■ EXERCISE OBJECTIVE
Compile every line that includes the word "Equipment".

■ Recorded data
* Begin *

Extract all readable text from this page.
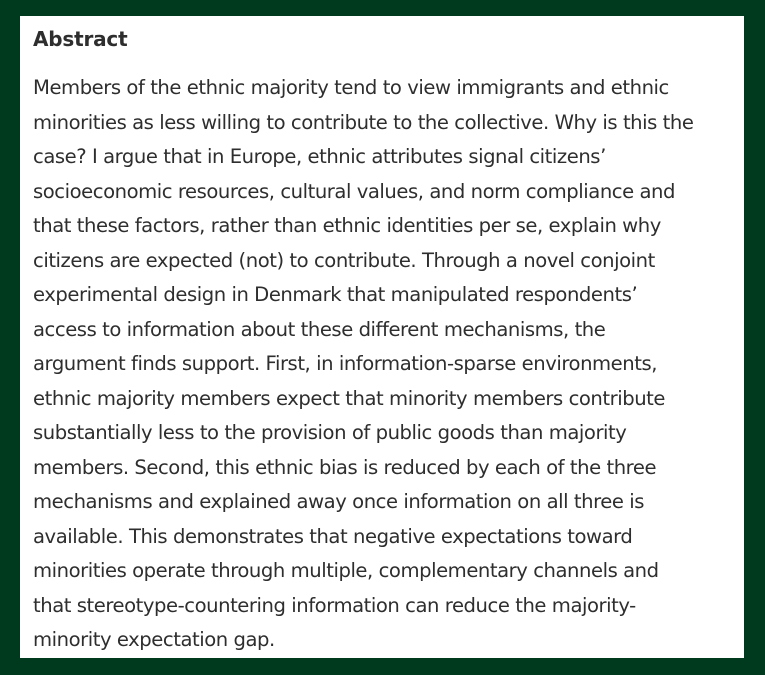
Abstract

Members of the ethnic majority tend to view immigrants and ethnic
minorities as less willing to contribute to the collective. Why is this the
case? I argue that in Europe, ethnic attributes signal citizens’
socioeconomic resources, cultural values, and norm compliance and
that these factors, rather than ethnic identities per se, explain why
citizens are expected (not) to contribute. Through a novel conjoint
experimental design in Denmark that manipulated respondents’
access to information about these different mechanisms, the
argument finds support. First, in information-sparse environments,
ethnic majority members expect that minority members contribute
substantially less to the provision of public goods than majority
members. Second, this ethnic bias is reduced by each of the three
mechanisms and explained away once information on all three is
available. This demonstrates that negative expectations toward
minorities operate through multiple, complementary channels and
that stereotype-countering information can reduce the majority-
minority expectation gap.
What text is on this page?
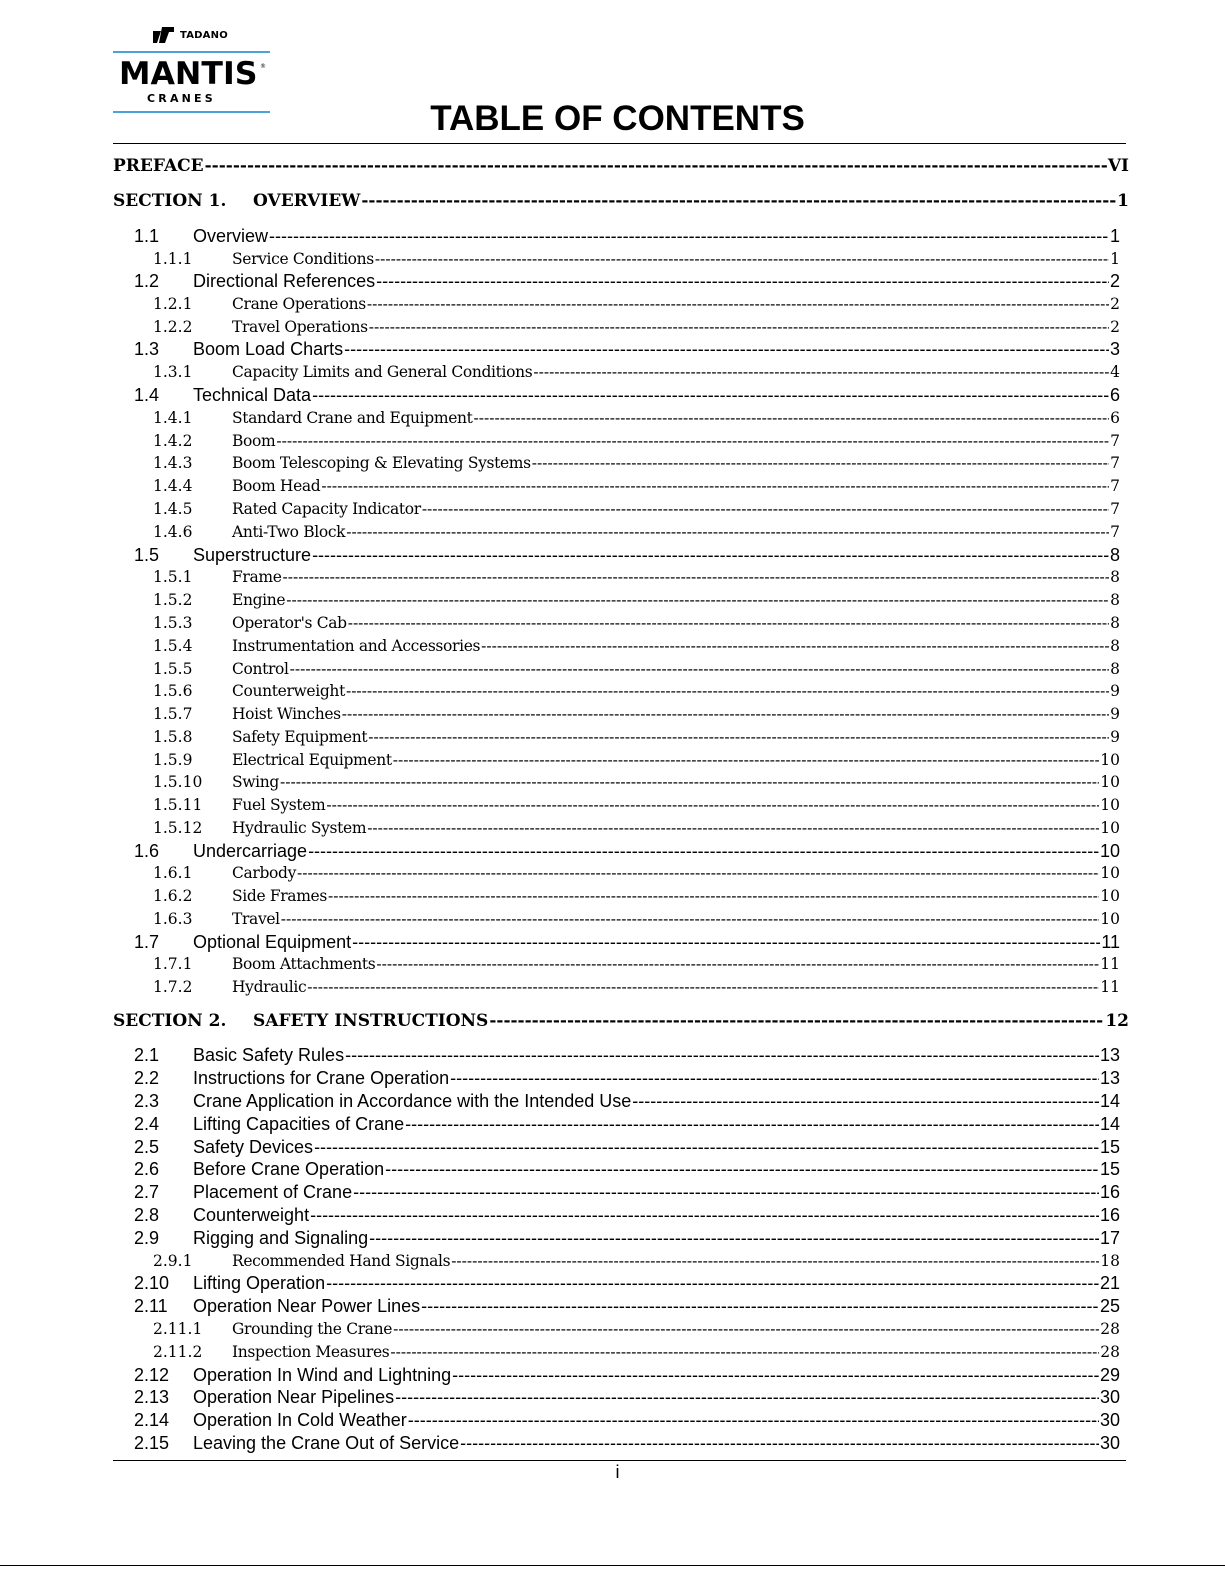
TADANO
MANTIS ®
CRANES
TABLE OF CONTENTS
PREFACE -----	VI
SECTION 1.	OVERVIEW -----	1
1.1	Overview -----	1
1.1.1	Service Conditions -----	1
1.2	Directional References -----	2
1.2.1	Crane Operations -----	2
1.2.2	Travel Operations -----	2
1.3	Boom Load Charts -----	3
1.3.1	Capacity Limits and General Conditions -----	4
1.4	Technical Data -----	6
1.4.1	Standard Crane and Equipment -----	6
1.4.2	Boom -----	7
1.4.3	Boom Telescoping & Elevating Systems -----	7
1.4.4	Boom Head -----	7
1.4.5	Rated Capacity Indicator -----	7
1.4.6	Anti-Two Block -----	7
1.5	Superstructure -----	8
1.5.1	Frame -----	8
1.5.2	Engine -----	8
1.5.3	Operator's Cab -----	8
1.5.4	Instrumentation and Accessories -----	8
1.5.5	Control -----	8
1.5.6	Counterweight -----	9
1.5.7	Hoist Winches -----	9
1.5.8	Safety Equipment -----	9
1.5.9	Electrical Equipment -----	10
1.5.10	Swing -----	10
1.5.11	Fuel System -----	10
1.5.12	Hydraulic System -----	10
1.6	Undercarriage -----	10
1.6.1	Carbody -----	10
1.6.2	Side Frames -----	10
1.6.3	Travel -----	10
1.7	Optional Equipment -----	11
1.7.1	Boom Attachments -----	11
1.7.2	Hydraulic -----	11
SECTION 2.	SAFETY INSTRUCTIONS -----	12
2.1	Basic Safety Rules -----	13
2.2	Instructions for Crane Operation -----	13
2.3	Crane Application in Accordance with the Intended Use -----	14
2.4	Lifting Capacities of Crane -----	14
2.5	Safety Devices -----	15
2.6	Before Crane Operation -----	15
2.7	Placement of Crane -----	16
2.8	Counterweight -----	16
2.9	Rigging and Signaling -----	17
2.9.1	Recommended Hand Signals -----	18
2.10	Lifting Operation -----	21
2.11	Operation Near Power Lines -----	25
2.11.1	Grounding the Crane -----	28
2.11.2	Inspection Measures -----	28
2.12	Operation In Wind and Lightning -----	29
2.13	Operation Near Pipelines -----	30
2.14	Operation In Cold Weather -----	30
2.15	Leaving the Crane Out of Service -----	30
i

* End *

■ RESPONSE TO THIS TASK
1.4.1	Standard Crane and Equipment -----	6
1.5.8	Safety Equipment -----	9
1.5.9	Electrical Equipment -----	10
1.7	Optional Equipment -----	11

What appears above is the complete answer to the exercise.